- _Data section_
+-------+

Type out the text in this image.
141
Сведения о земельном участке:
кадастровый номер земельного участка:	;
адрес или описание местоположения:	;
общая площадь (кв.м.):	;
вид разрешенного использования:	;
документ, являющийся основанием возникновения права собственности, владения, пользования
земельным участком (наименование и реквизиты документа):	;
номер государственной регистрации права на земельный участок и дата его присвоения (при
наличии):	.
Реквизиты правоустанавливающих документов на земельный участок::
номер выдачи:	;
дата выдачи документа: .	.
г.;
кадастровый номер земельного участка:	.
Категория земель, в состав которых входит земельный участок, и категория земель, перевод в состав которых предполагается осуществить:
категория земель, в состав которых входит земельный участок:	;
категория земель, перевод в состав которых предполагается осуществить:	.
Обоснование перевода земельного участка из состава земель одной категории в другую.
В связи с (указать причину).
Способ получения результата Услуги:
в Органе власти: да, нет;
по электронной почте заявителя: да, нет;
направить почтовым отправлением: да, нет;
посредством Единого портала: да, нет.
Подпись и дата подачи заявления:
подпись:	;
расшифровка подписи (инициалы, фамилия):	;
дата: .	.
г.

+-------+

Write down the full listing again, exactly.

- _Result_
Type out the text in this image.
141
Сведения о земельном участке:
кадастровый номер земельного участка:	;
адрес или описание местоположения:	;
общая площадь (кв.м.):	;
вид разрешенного использования:	;
документ, являющийся основанием возникновения права собственности, владения, пользования
земельным участком (наименование и реквизиты документа):	;
номер государственной регистрации права на земельный участок и дата его присвоения (при
наличии):	.
Реквизиты правоустанавливающих документов на земельный участок::
номер выдачи:	;
дата выдачи документа: .	.
г.;
кадастровый номер земельного участка:	.
Категория земель, в состав которых входит земельный участок, и категория земель, перевод в состав которых предполагается осуществить:
категория земель, в состав которых входит земельный участок:	;
категория земель, перевод в состав которых предполагается осуществить:	.
Обоснование перевода земельного участка из состава земель одной категории в другую.
В связи с (указать причину).
Способ получения результата Услуги:
в Органе власти: да, нет;
по электронной почте заявителя: да, нет;
направить почтовым отправлением: да, нет;
посредством Единого портала: да, нет.
Подпись и дата подачи заявления:
подпись:	;
расшифровка подписи (инициалы, фамилия):	;
дата: .	.
г.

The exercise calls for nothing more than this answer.